**What you are asked to do**
Your task is to copy every record exactly.

**Input records**
.....

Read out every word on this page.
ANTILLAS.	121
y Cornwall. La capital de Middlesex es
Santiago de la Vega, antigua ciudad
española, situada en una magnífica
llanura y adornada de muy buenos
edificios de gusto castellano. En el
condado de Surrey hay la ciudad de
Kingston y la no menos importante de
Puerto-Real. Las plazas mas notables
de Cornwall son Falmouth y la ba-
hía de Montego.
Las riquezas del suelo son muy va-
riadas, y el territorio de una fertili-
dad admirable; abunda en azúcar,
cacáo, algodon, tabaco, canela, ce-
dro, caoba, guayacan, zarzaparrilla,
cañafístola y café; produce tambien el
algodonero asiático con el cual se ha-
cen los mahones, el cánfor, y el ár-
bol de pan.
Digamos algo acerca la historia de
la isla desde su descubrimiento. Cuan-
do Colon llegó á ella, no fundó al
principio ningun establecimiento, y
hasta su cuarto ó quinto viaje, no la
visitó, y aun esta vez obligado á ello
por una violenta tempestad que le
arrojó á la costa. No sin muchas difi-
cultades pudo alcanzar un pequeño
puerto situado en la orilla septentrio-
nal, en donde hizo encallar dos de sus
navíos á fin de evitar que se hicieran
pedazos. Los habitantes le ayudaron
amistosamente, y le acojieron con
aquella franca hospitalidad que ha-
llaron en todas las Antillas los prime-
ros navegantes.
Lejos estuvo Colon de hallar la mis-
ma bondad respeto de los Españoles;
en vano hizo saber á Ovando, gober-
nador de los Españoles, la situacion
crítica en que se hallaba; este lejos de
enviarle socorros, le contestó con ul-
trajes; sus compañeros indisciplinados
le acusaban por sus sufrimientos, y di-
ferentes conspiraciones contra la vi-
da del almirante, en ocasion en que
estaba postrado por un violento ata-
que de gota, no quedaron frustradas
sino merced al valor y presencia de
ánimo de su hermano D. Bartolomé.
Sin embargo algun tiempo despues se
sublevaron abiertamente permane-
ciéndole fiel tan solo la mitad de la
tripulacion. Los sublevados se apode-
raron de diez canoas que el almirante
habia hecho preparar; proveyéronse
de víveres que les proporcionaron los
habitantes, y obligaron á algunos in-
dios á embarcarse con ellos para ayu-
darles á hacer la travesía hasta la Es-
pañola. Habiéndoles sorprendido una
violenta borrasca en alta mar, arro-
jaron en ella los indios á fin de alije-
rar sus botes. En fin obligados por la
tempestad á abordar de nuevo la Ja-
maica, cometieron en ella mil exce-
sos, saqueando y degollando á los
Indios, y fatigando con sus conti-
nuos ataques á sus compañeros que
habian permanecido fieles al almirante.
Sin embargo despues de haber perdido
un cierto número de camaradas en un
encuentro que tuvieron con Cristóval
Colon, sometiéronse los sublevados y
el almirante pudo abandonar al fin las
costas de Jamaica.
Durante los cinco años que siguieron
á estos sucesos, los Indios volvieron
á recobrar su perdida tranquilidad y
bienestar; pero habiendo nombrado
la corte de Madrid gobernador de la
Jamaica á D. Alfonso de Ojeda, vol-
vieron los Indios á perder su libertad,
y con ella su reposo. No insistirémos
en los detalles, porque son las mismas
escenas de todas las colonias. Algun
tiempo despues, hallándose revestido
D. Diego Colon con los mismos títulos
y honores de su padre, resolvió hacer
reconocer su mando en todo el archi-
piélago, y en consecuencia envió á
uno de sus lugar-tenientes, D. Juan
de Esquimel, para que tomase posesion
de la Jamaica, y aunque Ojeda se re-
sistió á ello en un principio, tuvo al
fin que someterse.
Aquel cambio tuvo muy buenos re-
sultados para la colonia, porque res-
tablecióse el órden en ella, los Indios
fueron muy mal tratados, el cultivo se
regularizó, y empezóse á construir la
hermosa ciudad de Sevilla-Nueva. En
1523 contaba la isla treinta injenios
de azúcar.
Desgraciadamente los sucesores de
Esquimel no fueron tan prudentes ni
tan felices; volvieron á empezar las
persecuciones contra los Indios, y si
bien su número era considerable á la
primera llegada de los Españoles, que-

.....

**Written answer**
Read out every word on this page.
ANTILLAS.	121
y Cornwall. La capital de Middlesex es
Santiago de la Vega, antigua ciudad
española, situada en una magnífica
llanura y adornada de muy buenos
edificios de gusto castellano. En el
condado de Surrey hay la ciudad de
Kingston y la no menos importante de
Puerto-Real. Las plazas mas notables
de Cornwall son Falmouth y la ba-
hía de Montego.
Las riquezas del suelo son muy va-
riadas, y el territorio de una fertili-
dad admirable; abunda en azúcar,
cacáo, algodon, tabaco, canela, ce-
dro, caoba, guayacan, zarzaparrilla,
cañafístola y café; produce tambien el
algodonero asiático con el cual se ha-
cen los mahones, el cánfor, y el ár-
bol de pan.
Digamos algo acerca la historia de
la isla desde su descubrimiento. Cuan-
do Colon llegó á ella, no fundó al
principio ningun establecimiento, y
hasta su cuarto ó quinto viaje, no la
visitó, y aun esta vez obligado á ello
por una violenta tempestad que le
arrojó á la costa. No sin muchas difi-
cultades pudo alcanzar un pequeño
puerto situado en la orilla septentrio-
nal, en donde hizo encallar dos de sus
navíos á fin de evitar que se hicieran
pedazos. Los habitantes le ayudaron
amistosamente, y le acojieron con
aquella franca hospitalidad que ha-
llaron en todas las Antillas los prime-
ros navegantes.
Lejos estuvo Colon de hallar la mis-
ma bondad respeto de los Españoles;
en vano hizo saber á Ovando, gober-
nador de los Españoles, la situacion
crítica en que se hallaba; este lejos de
enviarle socorros, le contestó con ul-
trajes; sus compañeros indisciplinados
le acusaban por sus sufrimientos, y di-
ferentes conspiraciones contra la vi-
da del almirante, en ocasion en que
estaba postrado por un violento ata-
que de gota, no quedaron frustradas
sino merced al valor y presencia de
ánimo de su hermano D. Bartolomé.
Sin embargo algun tiempo despues se
sublevaron abiertamente permane-
ciéndole fiel tan solo la mitad de la
tripulacion. Los sublevados se apode-
raron de diez canoas que el almirante
habia hecho preparar; proveyéronse
de víveres que les proporcionaron los
habitantes, y obligaron á algunos in-
dios á embarcarse con ellos para ayu-
darles á hacer la travesía hasta la Es-
pañola. Habiéndoles sorprendido una
violenta borrasca en alta mar, arro-
jaron en ella los indios á fin de alije-
rar sus botes. En fin obligados por la
tempestad á abordar de nuevo la Ja-
maica, cometieron en ella mil exce-
sos, saqueando y degollando á los
Indios, y fatigando con sus conti-
nuos ataques á sus compañeros que
habian permanecido fieles al almirante.
Sin embargo despues de haber perdido
un cierto número de camaradas en un
encuentro que tuvieron con Cristóval
Colon, sometiéronse los sublevados y
el almirante pudo abandonar al fin las
costas de Jamaica.
Durante los cinco años que siguieron
á estos sucesos, los Indios volvieron
á recobrar su perdida tranquilidad y
bienestar; pero habiendo nombrado
la corte de Madrid gobernador de la
Jamaica á D. Alfonso de Ojeda, vol-
vieron los Indios á perder su libertad,
y con ella su reposo. No insistirémos
en los detalles, porque son las mismas
escenas de todas las colonias. Algun
tiempo despues, hallándose revestido
D. Diego Colon con los mismos títulos
y honores de su padre, resolvió hacer
reconocer su mando en todo el archi-
piélago, y en consecuencia envió á
uno de sus lugar-tenientes, D. Juan
de Esquimel, para que tomase posesion
de la Jamaica, y aunque Ojeda se re-
sistió á ello en un principio, tuvo al
fin que someterse.
Aquel cambio tuvo muy buenos re-
sultados para la colonia, porque res-
tablecióse el órden en ella, los Indios
fueron muy mal tratados, el cultivo se
regularizó, y empezóse á construir la
hermosa ciudad de Sevilla-Nueva. En
1523 contaba la isla treinta injenios
de azúcar.
Desgraciadamente los sucesores de
Esquimel no fueron tan prudentes ni
tan felices; volvieron á empezar las
persecuciones contra los Indios, y si
bien su número era considerable á la
primera llegada de los Españoles, que-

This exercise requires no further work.